===== Supplied entries =====

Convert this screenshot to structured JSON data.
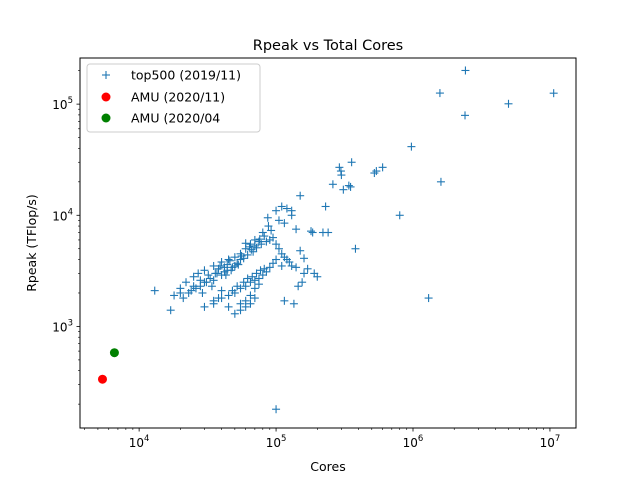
{
  "chart_data": {
    "type": "scatter",
    "title": "Rpeak vs Total Cores",
    "xlabel": "Cores",
    "ylabel": "Rpeak (TFlop/s)",
    "xscale": "log",
    "yscale": "log",
    "xlim": [
      3700,
      15500000
    ],
    "ylim": [
      122,
      260000
    ],
    "x_ticks": [
      {
        "value": 10000,
        "base": "10",
        "exp": "4"
      },
      {
        "value": 100000,
        "base": "10",
        "exp": "5"
      },
      {
        "value": 1000000,
        "base": "10",
        "exp": "6"
      },
      {
        "value": 10000000,
        "base": "10",
        "exp": "7"
      }
    ],
    "y_ticks": [
      {
        "value": 1000,
        "base": "10",
        "exp": "3"
      },
      {
        "value": 10000,
        "base": "10",
        "exp": "4"
      },
      {
        "value": 100000,
        "base": "10",
        "exp": "5"
      }
    ],
    "grid": false,
    "legend_placement": "upper-left",
    "series": [
      {
        "name": "top500 (2019/11)",
        "marker": "plus",
        "color": "#1f77b4",
        "points": [
          [
            2414592,
            200795
          ],
          [
            1572480,
            125712
          ],
          [
            10649600,
            125436
          ],
          [
            4981760,
            100679
          ],
          [
            2397824,
            79215
          ],
          [
            973600,
            41461
          ],
          [
            356352,
            30000
          ],
          [
            297600,
            25000
          ],
          [
            290000,
            27000
          ],
          [
            540000,
            25000
          ],
          [
            522240,
            24000
          ],
          [
            600000,
            27000
          ],
          [
            300000,
            23000
          ],
          [
            260000,
            19000
          ],
          [
            340000,
            18500
          ],
          [
            350000,
            18000
          ],
          [
            310000,
            17000
          ],
          [
            1600000,
            20000
          ],
          [
            150000,
            15000
          ],
          [
            800000,
            10000
          ],
          [
            230000,
            12000
          ],
          [
            130000,
            10000
          ],
          [
            130000,
            11000
          ],
          [
            105000,
            9000
          ],
          [
            110000,
            12000
          ],
          [
            120000,
            11500
          ],
          [
            100000,
            11000
          ],
          [
            87000,
            9500
          ],
          [
            115000,
            8500
          ],
          [
            140000,
            7500
          ],
          [
            180000,
            7200
          ],
          [
            185000,
            7000
          ],
          [
            220000,
            7000
          ],
          [
            240000,
            7000
          ],
          [
            380000,
            5000
          ],
          [
            88000,
            8000
          ],
          [
            80000,
            7000
          ],
          [
            70000,
            6000
          ],
          [
            75000,
            5800
          ],
          [
            65000,
            5500
          ],
          [
            60000,
            5000
          ],
          [
            55000,
            4500
          ],
          [
            50000,
            4200
          ],
          [
            45000,
            4000
          ],
          [
            40000,
            3800
          ],
          [
            35000,
            3500
          ],
          [
            30000,
            3200
          ],
          [
            27000,
            3000
          ],
          [
            25000,
            2800
          ],
          [
            22000,
            2500
          ],
          [
            20000,
            2200
          ],
          [
            18000,
            1900
          ],
          [
            30000,
            2500
          ],
          [
            28000,
            2300
          ],
          [
            26000,
            2200
          ],
          [
            24000,
            2100
          ],
          [
            35000,
            2600
          ],
          [
            40000,
            2900
          ],
          [
            42000,
            3100
          ],
          [
            48000,
            3400
          ],
          [
            52000,
            3700
          ],
          [
            58000,
            4100
          ],
          [
            62000,
            4400
          ],
          [
            68000,
            4700
          ],
          [
            72000,
            5100
          ],
          [
            78000,
            5500
          ],
          [
            36000,
            3000
          ],
          [
            33000,
            2700
          ],
          [
            38000,
            3300
          ],
          [
            44000,
            3600
          ],
          [
            46000,
            3900
          ],
          [
            55000,
            4000
          ],
          [
            50000,
            3500
          ],
          [
            44000,
            3200
          ],
          [
            42000,
            3400
          ],
          [
            60000,
            5600
          ],
          [
            64000,
            5200
          ],
          [
            76000,
            6100
          ],
          [
            82000,
            6500
          ],
          [
            92000,
            7300
          ],
          [
            25000,
            2300
          ],
          [
            23000,
            2000
          ],
          [
            21000,
            1800
          ],
          [
            20000,
            2000
          ],
          [
            17000,
            1400
          ],
          [
            13000,
            2100
          ],
          [
            28000,
            2600
          ],
          [
            32000,
            2900
          ],
          [
            37000,
            3000
          ],
          [
            39000,
            3500
          ],
          [
            31000,
            2500
          ],
          [
            34000,
            2300
          ],
          [
            29000,
            2000
          ],
          [
            43000,
            2900
          ],
          [
            47000,
            3200
          ],
          [
            53000,
            3600
          ],
          [
            56000,
            4300
          ],
          [
            66000,
            4900
          ],
          [
            70000,
            5300
          ],
          [
            85000,
            5800
          ],
          [
            90000,
            6000
          ],
          [
            95000,
            6300
          ],
          [
            100000,
            5500
          ],
          [
            105000,
            5000
          ],
          [
            110000,
            4500
          ],
          [
            115000,
            4200
          ],
          [
            120000,
            4000
          ],
          [
            125000,
            3800
          ],
          [
            130000,
            3500
          ],
          [
            140000,
            3400
          ],
          [
            150000,
            4800
          ],
          [
            160000,
            4100
          ],
          [
            170000,
            3300
          ],
          [
            190000,
            3000
          ],
          [
            200000,
            2800
          ],
          [
            100000,
            4000
          ],
          [
            95000,
            3700
          ],
          [
            90000,
            3400
          ],
          [
            85000,
            3100
          ],
          [
            80000,
            2900
          ],
          [
            75000,
            2700
          ],
          [
            70000,
            2600
          ],
          [
            65000,
            2500
          ],
          [
            60000,
            2300
          ],
          [
            55000,
            2200
          ],
          [
            50000,
            2000
          ],
          [
            45000,
            1900
          ],
          [
            40000,
            1800
          ],
          [
            35000,
            1700
          ],
          [
            30000,
            1500
          ],
          [
            50000,
            1300
          ],
          [
            45000,
            1500
          ],
          [
            55000,
            1400
          ],
          [
            60000,
            1700
          ],
          [
            65000,
            1900
          ],
          [
            70000,
            2200
          ],
          [
            75000,
            2400
          ],
          [
            40000,
            2100
          ],
          [
            35000,
            1600
          ],
          [
            38000,
            1800
          ],
          [
            48000,
            2100
          ],
          [
            52000,
            2300
          ],
          [
            58000,
            2500
          ],
          [
            62000,
            2700
          ],
          [
            67000,
            2800
          ],
          [
            72000,
            3000
          ],
          [
            77000,
            3200
          ],
          [
            82000,
            3300
          ],
          [
            60000,
            1500
          ],
          [
            55000,
            1600
          ],
          [
            65000,
            1600
          ],
          [
            70000,
            1800
          ],
          [
            110000,
            3500
          ],
          [
            115000,
            1700
          ],
          [
            135000,
            1600
          ],
          [
            145000,
            2300
          ],
          [
            155000,
            2500
          ],
          [
            160000,
            3000
          ],
          [
            1300000,
            1800
          ],
          [
            100000,
            180
          ]
        ]
      },
      {
        "name": "AMU (2020/11)",
        "marker": "circle",
        "color": "#ff0000",
        "points": [
          [
            5400,
            335
          ]
        ]
      },
      {
        "name": "AMU (2020/04",
        "marker": "circle",
        "color": "#008000",
        "points": [
          [
            6600,
            580
          ]
        ]
      }
    ]
  }
}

=====

• [To be done]
List the lines of the entries that include "Cores".

• [Task result]
    "title": "Rpeak vs Total Cores",
    "xlabel": "Cores",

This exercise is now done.